EXERCISE DETAILS:
Filter the records below for the word "this". Copy each line that holds it.

[Excerpts from a figure dataset]
○ ○ ○ ○ ○

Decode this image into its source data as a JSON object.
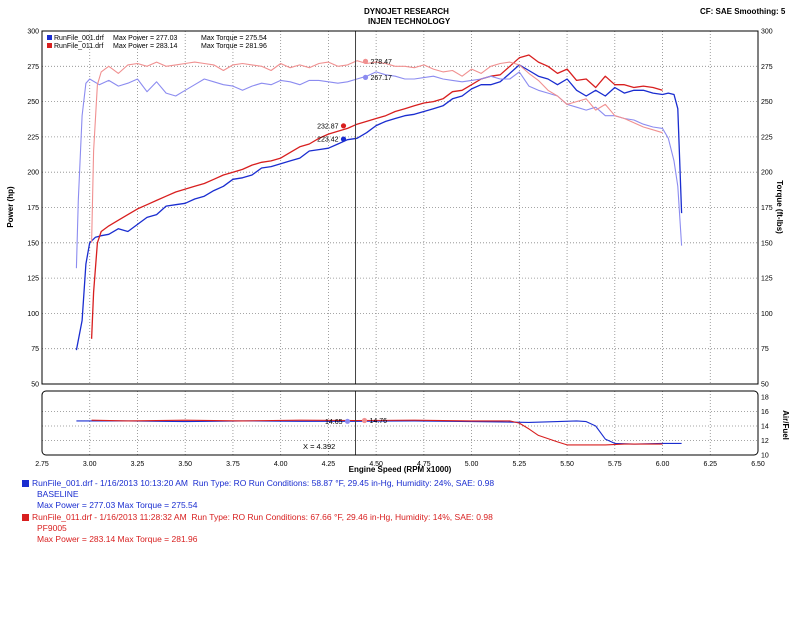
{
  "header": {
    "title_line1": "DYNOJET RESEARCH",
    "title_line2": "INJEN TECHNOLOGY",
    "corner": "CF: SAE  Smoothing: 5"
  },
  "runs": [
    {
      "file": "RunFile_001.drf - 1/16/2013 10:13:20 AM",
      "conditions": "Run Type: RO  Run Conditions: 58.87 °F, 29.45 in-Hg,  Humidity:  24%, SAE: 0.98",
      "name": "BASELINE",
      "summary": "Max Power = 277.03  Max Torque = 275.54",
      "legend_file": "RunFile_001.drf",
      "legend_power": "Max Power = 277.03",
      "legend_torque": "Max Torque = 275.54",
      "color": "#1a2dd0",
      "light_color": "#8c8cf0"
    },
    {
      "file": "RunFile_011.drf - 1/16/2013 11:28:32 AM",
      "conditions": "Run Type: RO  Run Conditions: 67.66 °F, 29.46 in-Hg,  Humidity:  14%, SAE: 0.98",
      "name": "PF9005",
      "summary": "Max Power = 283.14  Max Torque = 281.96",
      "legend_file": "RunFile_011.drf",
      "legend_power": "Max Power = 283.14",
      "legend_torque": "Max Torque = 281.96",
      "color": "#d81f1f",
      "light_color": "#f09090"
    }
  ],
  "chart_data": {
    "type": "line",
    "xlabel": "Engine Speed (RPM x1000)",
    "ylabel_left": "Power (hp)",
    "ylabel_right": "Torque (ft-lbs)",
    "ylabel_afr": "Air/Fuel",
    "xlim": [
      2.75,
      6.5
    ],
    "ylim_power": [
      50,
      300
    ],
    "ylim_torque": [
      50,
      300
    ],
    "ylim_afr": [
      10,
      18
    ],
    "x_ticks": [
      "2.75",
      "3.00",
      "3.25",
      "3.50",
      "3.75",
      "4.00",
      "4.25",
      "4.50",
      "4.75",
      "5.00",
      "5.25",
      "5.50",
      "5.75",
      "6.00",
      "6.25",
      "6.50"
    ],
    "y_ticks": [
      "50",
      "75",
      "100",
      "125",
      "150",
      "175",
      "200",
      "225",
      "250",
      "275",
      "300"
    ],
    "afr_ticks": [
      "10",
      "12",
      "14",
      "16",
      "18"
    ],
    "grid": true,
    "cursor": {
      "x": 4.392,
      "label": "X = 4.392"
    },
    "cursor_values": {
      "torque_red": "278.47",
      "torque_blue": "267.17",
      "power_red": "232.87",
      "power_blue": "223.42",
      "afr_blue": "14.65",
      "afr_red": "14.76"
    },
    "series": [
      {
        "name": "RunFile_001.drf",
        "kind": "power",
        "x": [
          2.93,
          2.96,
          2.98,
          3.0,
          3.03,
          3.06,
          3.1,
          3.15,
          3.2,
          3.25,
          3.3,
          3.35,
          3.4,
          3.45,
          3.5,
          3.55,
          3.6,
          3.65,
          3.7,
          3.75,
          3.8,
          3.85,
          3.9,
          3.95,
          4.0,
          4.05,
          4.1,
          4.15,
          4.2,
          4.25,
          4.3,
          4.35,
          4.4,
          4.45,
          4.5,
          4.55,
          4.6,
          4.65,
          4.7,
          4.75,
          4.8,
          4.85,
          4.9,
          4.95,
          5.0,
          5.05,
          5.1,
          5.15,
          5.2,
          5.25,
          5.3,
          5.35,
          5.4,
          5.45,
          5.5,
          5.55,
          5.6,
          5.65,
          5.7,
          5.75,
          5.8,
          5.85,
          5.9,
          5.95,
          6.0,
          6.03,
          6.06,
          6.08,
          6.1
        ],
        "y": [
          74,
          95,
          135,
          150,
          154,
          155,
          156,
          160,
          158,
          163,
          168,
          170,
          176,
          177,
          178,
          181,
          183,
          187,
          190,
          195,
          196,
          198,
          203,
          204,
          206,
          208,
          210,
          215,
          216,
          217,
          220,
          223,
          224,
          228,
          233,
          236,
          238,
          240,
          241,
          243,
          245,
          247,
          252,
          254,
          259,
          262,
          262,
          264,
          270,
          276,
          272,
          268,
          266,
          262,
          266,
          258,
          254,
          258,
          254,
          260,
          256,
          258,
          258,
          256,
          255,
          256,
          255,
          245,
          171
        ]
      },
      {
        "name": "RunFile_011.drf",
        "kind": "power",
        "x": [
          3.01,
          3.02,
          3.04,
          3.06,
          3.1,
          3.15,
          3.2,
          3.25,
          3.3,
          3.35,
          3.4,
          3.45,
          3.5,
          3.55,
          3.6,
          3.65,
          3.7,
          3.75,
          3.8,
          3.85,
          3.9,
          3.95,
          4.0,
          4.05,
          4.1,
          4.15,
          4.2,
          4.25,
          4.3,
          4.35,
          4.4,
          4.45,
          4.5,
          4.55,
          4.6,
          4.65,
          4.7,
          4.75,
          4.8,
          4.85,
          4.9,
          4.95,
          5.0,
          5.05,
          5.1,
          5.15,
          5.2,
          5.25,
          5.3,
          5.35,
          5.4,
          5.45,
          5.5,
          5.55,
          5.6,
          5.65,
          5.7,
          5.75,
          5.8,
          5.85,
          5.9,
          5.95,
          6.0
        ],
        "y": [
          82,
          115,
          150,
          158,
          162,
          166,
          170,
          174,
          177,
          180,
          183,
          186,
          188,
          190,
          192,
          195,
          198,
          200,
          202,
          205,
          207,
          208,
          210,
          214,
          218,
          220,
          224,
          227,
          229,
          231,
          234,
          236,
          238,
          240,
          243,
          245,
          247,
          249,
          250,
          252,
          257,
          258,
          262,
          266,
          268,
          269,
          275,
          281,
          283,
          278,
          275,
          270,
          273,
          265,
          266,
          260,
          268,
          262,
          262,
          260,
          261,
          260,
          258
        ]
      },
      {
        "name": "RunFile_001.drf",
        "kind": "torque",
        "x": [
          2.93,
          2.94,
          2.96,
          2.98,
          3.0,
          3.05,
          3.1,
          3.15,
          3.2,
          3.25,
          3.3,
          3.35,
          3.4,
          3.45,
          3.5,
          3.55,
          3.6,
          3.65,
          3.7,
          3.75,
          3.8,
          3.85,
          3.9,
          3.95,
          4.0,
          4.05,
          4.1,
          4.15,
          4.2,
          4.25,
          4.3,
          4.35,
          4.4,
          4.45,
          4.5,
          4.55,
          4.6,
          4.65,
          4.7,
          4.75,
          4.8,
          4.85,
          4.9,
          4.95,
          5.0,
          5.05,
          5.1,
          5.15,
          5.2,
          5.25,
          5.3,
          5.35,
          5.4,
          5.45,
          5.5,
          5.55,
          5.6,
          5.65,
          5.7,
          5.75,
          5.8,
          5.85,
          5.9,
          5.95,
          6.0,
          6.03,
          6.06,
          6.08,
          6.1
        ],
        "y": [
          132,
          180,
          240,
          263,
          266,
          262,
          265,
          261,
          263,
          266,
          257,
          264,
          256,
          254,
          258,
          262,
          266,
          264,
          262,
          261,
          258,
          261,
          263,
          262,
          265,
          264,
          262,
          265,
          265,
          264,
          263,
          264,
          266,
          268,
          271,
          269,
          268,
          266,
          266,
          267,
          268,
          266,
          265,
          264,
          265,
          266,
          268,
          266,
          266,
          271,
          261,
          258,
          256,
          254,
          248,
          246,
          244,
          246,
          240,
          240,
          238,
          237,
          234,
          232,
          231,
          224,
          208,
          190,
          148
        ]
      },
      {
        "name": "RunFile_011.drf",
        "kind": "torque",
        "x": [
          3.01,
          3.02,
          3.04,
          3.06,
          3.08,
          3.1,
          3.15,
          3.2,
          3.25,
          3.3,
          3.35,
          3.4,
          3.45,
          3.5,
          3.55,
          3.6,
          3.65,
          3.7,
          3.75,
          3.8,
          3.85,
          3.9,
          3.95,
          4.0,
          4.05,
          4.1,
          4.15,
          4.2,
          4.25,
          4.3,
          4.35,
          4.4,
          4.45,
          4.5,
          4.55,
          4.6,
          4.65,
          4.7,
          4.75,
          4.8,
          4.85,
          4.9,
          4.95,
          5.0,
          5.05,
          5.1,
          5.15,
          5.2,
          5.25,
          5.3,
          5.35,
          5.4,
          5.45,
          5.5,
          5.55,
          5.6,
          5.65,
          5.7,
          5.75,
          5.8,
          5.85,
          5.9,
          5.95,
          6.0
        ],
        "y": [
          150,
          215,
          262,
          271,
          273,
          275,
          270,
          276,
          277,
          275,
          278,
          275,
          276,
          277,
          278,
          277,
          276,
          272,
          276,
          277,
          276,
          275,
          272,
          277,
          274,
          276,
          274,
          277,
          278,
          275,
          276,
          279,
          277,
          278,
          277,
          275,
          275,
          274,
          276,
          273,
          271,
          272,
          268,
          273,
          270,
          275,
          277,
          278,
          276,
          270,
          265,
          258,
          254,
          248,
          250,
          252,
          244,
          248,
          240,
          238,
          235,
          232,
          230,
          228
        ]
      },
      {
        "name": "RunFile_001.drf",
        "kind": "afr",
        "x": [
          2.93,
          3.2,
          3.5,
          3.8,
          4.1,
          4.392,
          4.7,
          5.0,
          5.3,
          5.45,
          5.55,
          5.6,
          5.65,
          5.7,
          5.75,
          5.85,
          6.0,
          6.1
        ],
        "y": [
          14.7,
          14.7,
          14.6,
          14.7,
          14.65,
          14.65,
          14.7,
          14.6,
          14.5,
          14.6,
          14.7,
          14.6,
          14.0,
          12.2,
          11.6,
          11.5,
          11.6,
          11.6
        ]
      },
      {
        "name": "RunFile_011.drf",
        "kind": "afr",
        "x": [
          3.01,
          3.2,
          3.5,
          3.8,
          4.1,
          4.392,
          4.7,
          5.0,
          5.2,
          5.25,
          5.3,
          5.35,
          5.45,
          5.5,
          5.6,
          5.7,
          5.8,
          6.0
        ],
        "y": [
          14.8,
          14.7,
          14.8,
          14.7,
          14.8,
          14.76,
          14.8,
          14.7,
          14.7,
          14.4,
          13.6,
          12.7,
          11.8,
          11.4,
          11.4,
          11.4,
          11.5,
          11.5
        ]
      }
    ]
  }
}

○ ○ ○ ○ ○

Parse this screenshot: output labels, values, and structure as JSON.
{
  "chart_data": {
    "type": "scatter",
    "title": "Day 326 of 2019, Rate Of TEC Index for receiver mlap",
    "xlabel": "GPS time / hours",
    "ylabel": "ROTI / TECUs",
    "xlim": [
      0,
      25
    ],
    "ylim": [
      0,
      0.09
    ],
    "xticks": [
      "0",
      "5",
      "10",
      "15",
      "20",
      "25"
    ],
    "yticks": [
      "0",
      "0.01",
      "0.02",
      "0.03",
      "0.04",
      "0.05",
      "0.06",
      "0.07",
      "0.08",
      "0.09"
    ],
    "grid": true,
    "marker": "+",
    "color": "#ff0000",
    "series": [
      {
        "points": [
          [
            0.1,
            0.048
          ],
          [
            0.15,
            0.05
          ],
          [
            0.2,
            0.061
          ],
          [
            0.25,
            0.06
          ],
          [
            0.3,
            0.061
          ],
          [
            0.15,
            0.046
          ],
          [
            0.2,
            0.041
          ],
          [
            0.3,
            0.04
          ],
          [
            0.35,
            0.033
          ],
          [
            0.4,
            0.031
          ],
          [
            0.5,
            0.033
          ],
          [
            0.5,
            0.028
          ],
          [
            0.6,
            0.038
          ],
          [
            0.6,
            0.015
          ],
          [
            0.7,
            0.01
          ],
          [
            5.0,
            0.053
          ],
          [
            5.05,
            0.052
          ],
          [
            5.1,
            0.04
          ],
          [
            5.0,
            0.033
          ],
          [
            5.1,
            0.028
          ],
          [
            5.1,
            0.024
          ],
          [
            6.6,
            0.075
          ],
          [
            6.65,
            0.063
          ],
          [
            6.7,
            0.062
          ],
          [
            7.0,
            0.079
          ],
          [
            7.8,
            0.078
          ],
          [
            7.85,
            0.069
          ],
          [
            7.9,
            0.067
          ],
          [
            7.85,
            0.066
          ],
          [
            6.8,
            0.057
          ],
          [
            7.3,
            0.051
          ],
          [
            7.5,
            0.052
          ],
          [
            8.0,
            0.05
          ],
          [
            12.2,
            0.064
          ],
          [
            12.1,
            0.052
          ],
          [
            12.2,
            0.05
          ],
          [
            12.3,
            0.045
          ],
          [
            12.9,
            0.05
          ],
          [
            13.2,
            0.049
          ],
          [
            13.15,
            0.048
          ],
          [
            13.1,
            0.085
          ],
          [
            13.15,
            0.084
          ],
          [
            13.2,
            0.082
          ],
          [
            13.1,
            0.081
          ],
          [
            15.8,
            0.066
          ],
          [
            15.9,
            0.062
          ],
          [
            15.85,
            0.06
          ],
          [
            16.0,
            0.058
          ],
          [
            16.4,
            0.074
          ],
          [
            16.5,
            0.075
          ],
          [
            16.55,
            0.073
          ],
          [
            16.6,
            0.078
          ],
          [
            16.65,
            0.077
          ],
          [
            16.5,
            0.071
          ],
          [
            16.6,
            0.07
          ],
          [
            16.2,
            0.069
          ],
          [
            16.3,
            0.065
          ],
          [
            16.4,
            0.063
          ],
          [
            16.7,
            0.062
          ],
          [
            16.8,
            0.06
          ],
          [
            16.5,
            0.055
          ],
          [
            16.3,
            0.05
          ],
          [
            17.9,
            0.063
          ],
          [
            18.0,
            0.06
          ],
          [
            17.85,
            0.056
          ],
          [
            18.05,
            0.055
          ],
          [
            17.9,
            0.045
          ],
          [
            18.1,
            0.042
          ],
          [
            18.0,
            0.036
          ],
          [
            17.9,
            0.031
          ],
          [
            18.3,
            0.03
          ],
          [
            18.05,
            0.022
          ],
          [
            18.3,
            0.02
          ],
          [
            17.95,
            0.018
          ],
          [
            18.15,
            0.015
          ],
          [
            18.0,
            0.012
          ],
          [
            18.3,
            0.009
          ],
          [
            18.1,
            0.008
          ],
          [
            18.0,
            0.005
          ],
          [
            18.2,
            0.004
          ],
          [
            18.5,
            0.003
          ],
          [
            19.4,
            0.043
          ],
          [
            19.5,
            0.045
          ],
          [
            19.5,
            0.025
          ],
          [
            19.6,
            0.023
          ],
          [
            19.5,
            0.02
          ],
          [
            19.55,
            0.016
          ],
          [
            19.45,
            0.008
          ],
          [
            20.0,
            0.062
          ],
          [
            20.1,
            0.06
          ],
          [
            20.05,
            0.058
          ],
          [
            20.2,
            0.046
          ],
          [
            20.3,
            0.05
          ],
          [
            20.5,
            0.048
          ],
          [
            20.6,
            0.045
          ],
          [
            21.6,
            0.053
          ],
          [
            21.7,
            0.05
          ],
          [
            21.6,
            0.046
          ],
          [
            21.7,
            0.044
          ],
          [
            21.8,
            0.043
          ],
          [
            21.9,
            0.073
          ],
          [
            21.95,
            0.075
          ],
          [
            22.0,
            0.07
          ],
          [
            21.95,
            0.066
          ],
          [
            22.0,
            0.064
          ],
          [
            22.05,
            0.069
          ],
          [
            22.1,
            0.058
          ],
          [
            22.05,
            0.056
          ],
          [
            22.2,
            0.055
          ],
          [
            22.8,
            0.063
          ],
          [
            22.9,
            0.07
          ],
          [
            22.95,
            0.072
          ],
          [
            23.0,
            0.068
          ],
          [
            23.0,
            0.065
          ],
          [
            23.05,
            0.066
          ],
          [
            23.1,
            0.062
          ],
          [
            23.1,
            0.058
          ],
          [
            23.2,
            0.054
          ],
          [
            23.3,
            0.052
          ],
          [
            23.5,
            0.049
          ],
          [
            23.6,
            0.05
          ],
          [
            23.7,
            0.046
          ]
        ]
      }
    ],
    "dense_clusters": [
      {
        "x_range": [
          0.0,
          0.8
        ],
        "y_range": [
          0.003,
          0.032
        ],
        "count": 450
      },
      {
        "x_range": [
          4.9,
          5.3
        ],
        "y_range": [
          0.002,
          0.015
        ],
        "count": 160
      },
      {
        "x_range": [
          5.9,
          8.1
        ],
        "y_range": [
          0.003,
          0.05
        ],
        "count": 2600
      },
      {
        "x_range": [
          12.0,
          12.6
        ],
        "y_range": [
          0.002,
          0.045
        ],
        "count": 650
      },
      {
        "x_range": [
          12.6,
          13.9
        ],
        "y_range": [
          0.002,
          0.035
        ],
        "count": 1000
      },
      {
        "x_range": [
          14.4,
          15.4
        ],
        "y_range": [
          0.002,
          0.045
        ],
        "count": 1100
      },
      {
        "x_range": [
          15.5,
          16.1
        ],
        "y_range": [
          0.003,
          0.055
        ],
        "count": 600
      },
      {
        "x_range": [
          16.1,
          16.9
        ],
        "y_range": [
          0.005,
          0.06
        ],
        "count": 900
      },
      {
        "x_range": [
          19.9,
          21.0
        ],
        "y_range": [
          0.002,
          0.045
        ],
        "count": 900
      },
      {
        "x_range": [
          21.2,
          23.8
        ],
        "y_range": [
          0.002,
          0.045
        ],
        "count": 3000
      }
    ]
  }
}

○ ○ ○ ○ ○

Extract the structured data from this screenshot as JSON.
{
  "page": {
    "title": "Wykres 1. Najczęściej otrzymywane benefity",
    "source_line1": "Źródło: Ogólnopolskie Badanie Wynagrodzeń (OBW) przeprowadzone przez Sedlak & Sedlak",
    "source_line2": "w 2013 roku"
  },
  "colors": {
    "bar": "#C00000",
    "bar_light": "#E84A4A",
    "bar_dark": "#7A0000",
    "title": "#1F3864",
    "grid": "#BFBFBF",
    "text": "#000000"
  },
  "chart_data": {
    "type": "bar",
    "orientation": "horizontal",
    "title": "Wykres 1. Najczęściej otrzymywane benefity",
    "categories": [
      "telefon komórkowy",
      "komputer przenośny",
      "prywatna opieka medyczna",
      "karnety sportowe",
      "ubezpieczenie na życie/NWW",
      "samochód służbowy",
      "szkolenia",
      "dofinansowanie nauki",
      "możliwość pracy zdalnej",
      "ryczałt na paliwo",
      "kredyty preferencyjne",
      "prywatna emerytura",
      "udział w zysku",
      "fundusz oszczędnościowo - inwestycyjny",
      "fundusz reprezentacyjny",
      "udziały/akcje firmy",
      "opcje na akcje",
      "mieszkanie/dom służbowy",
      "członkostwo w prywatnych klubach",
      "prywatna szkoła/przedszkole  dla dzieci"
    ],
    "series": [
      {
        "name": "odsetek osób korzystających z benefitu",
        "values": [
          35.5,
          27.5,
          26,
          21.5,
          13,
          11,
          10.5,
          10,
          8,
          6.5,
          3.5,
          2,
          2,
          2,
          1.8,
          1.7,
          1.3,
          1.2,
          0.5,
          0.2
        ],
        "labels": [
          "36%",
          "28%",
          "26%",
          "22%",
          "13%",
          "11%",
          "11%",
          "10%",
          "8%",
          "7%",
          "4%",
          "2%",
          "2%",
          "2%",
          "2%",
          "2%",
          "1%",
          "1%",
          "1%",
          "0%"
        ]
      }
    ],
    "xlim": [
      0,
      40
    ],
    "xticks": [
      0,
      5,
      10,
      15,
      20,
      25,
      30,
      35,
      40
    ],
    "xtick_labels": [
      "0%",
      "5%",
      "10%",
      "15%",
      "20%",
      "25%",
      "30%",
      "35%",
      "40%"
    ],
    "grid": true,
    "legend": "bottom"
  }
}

○ ○ ○ ○ ○

FULL RESPONSE:
Decode this image into its source data as a JSON object.
Parse this screenshot: output labels, values, and structure as JSON.
Extract the structured data from this screenshot as JSON.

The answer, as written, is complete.